YOUR GOAL: An exact copy of all the data is required, with pictures left out.

ENTRIES:
━━━━
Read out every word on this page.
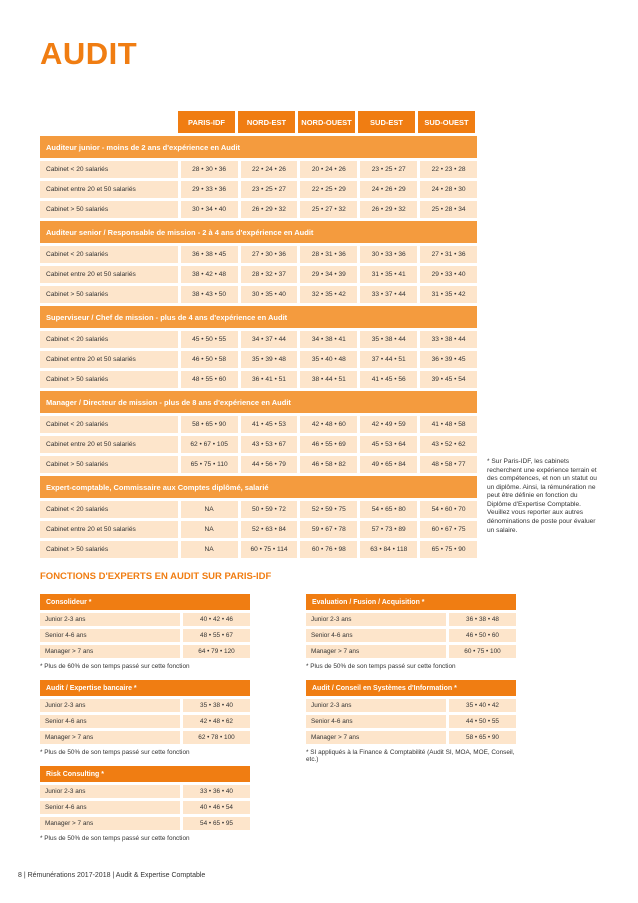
AUDIT
PARIS-IDF	NORD-EST	NORD-OUEST	SUD-EST	SUD-OUEST
Auditeur junior - moins de 2 ans d'expérience en Audit
Cabinet < 20 salariés	28 • 30 • 36	22 • 24 • 26	20 • 24 • 26	23 • 25 • 27	22 • 23 • 28
Cabinet entre 20 et 50 salariés	29 • 33 • 36	23 • 25 • 27	22 • 25 • 29	24 • 26 • 29	24 • 28 • 30
Cabinet > 50 salariés	30 • 34 • 40	26 • 29 • 32	25 • 27 • 32	26 • 29 • 32	25 • 28 • 34
Auditeur senior / Responsable de mission - 2 à 4 ans d'expérience en Audit
Cabinet < 20 salariés	36 • 38 • 45	27 • 30 • 36	28 • 31 • 36	30 • 33 • 36	27 • 31 • 36
Cabinet entre 20 et 50 salariés	38 • 42 • 48	28 • 32 • 37	29 • 34 • 39	31 • 35 • 41	29 • 33 • 40
Cabinet > 50 salariés	38 • 43 • 50	30 • 35 • 40	32 • 35 • 42	33 • 37 • 44	31 • 35 • 42
Superviseur / Chef de mission - plus de 4 ans d'expérience en Audit
Cabinet < 20 salariés	45 • 50 • 55	34 • 37 • 44	34 • 38 • 41	35 • 38 • 44	33 • 38 • 44
Cabinet entre 20 et 50 salariés	46 • 50 • 58	35 • 39 • 48	35 • 40 • 48	37 • 44 • 51	36 • 39 • 45
Cabinet > 50 salariés	48 • 55 • 60	36 • 41 • 51	38 • 44 • 51	41 • 45 • 56	39 • 45 • 54
Manager / Directeur de mission - plus de 8 ans d'expérience en Audit
Cabinet < 20 salariés	58 • 65 • 90	41 • 45 • 53	42 • 48 • 60	42 • 49 • 59	41 • 48 • 58
Cabinet entre 20 et 50 salariés	62 • 67 • 105	43 • 53 • 67	46 • 55 • 69	45 • 53 • 64	43 • 52 • 62
Cabinet > 50 salariés	65 • 75 • 110	44 • 56 • 79	46 • 58 • 82	49 • 65 • 84	48 • 58 • 77
Expert-comptable, Commissaire aux Comptes diplômé, salarié
Cabinet < 20 salariés	NA	50 • 59 • 72	52 • 59 • 75	54 • 65 • 80	54 • 60 • 70
Cabinet entre 20 et 50 salariés	NA	52 • 63 • 84	59 • 67 • 78	57 • 73 • 89	60 • 67 • 75
Cabinet > 50 salariés	NA	60 • 75 • 114	60 • 76 • 98	63 • 84 • 118	65 • 75 • 90
* Sur Paris-IDF, les cabinets recherchent une expérience terrain et des compétences, et non un statut ou un diplôme. Ainsi, la rémunération ne peut être définie en fonction du Diplôme d'Expertise Comptable. Veuillez vous reporter aux autres dénominations de poste pour évaluer un salaire.
FONCTIONS D'EXPERTS EN AUDIT SUR PARIS-IDF
Consolideur *
Junior 2-3 ans	40 • 42 • 46
Senior 4-6 ans	48 • 55 • 67
Manager > 7 ans	64 • 79 • 120
* Plus de 60% de son temps passé sur cette fonction
Evaluation / Fusion / Acquisition *
Junior 2-3 ans	36 • 38 • 48
Senior 4-6 ans	46 • 50 • 60
Manager > 7 ans	60 • 75 • 100
* Plus de 50% de son temps passé sur cette fonction
Audit / Expertise bancaire *
Junior 2-3 ans	35 • 38 • 40
Senior 4-6 ans	42 • 48 • 62
Manager > 7 ans	62 • 78 • 100
* Plus de 50% de son temps passé sur cette fonction
Audit / Conseil en Systèmes d'Information *
Junior 2-3 ans	35 • 40 • 42
Senior 4-6 ans	44 • 50 • 55
Manager > 7 ans	58 • 65 • 90
* SI appliqués à la Finance & Comptabilité (Audit SI, MOA, MOE, Conseil, etc.)
Risk Consulting *
Junior 2-3 ans	33 • 36 • 40
Senior 4-6 ans	40 • 46 • 54
Manager > 7 ans	54 • 65 • 95
* Plus de 50% de son temps passé sur cette fonction
8 | Rémunérations 2017-2018 | Audit & Expertise Comptable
━━━━
THE REPLY:
Read out every word on this page.
AUDIT
PARIS-IDF	NORD-EST	NORD-OUEST	SUD-EST	SUD-OUEST
Auditeur junior - moins de 2 ans d'expérience en Audit
Cabinet < 20 salariés	28 • 30 • 36	22 • 24 • 26	20 • 24 • 26	23 • 25 • 27	22 • 23 • 28
Cabinet entre 20 et 50 salariés	29 • 33 • 36	23 • 25 • 27	22 • 25 • 29	24 • 26 • 29	24 • 28 • 30
Cabinet > 50 salariés	30 • 34 • 40	26 • 29 • 32	25 • 27 • 32	26 • 29 • 32	25 • 28 • 34
Auditeur senior / Responsable de mission - 2 à 4 ans d'expérience en Audit
Cabinet < 20 salariés	36 • 38 • 45	27 • 30 • 36	28 • 31 • 36	30 • 33 • 36	27 • 31 • 36
Cabinet entre 20 et 50 salariés	38 • 42 • 48	28 • 32 • 37	29 • 34 • 39	31 • 35 • 41	29 • 33 • 40
Cabinet > 50 salariés	38 • 43 • 50	30 • 35 • 40	32 • 35 • 42	33 • 37 • 44	31 • 35 • 42
Superviseur / Chef de mission - plus de 4 ans d'expérience en Audit
Cabinet < 20 salariés	45 • 50 • 55	34 • 37 • 44	34 • 38 • 41	35 • 38 • 44	33 • 38 • 44
Cabinet entre 20 et 50 salariés	46 • 50 • 58	35 • 39 • 48	35 • 40 • 48	37 • 44 • 51	36 • 39 • 45
Cabinet > 50 salariés	48 • 55 • 60	36 • 41 • 51	38 • 44 • 51	41 • 45 • 56	39 • 45 • 54
Manager / Directeur de mission - plus de 8 ans d'expérience en Audit
Cabinet < 20 salariés	58 • 65 • 90	41 • 45 • 53	42 • 48 • 60	42 • 49 • 59	41 • 48 • 58
Cabinet entre 20 et 50 salariés	62 • 67 • 105	43 • 53 • 67	46 • 55 • 69	45 • 53 • 64	43 • 52 • 62
Cabinet > 50 salariés	65 • 75 • 110	44 • 56 • 79	46 • 58 • 82	49 • 65 • 84	48 • 58 • 77
Expert-comptable, Commissaire aux Comptes diplômé, salarié
Cabinet < 20 salariés	NA	50 • 59 • 72	52 • 59 • 75	54 • 65 • 80	54 • 60 • 70
Cabinet entre 20 et 50 salariés	NA	52 • 63 • 84	59 • 67 • 78	57 • 73 • 89	60 • 67 • 75
Cabinet > 50 salariés	NA	60 • 75 • 114	60 • 76 • 98	63 • 84 • 118	65 • 75 • 90
* Sur Paris-IDF, les cabinets recherchent une expérience terrain et des compétences, et non un statut ou un diplôme. Ainsi, la rémunération ne peut être définie en fonction du Diplôme d'Expertise Comptable. Veuillez vous reporter aux autres dénominations de poste pour évaluer un salaire.
FONCTIONS D'EXPERTS EN AUDIT SUR PARIS-IDF
Consolideur *
Junior 2-3 ans	40 • 42 • 46
Senior 4-6 ans	48 • 55 • 67
Manager > 7 ans	64 • 79 • 120
* Plus de 60% de son temps passé sur cette fonction
Evaluation / Fusion / Acquisition *
Junior 2-3 ans	36 • 38 • 48
Senior 4-6 ans	46 • 50 • 60
Manager > 7 ans	60 • 75 • 100
* Plus de 50% de son temps passé sur cette fonction
Audit / Expertise bancaire *
Junior 2-3 ans	35 • 38 • 40
Senior 4-6 ans	42 • 48 • 62
Manager > 7 ans	62 • 78 • 100
* Plus de 50% de son temps passé sur cette fonction
Audit / Conseil en Systèmes d'Information *
Junior 2-3 ans	35 • 40 • 42
Senior 4-6 ans	44 • 50 • 55
Manager > 7 ans	58 • 65 • 90
* SI appliqués à la Finance & Comptabilité (Audit SI, MOA, MOE, Conseil, etc.)
Risk Consulting *
Junior 2-3 ans	33 • 36 • 40
Senior 4-6 ans	40 • 46 • 54
Manager > 7 ans	54 • 65 • 95
* Plus de 50% de son temps passé sur cette fonction
8 | Rémunérations 2017-2018 | Audit & Expertise Comptable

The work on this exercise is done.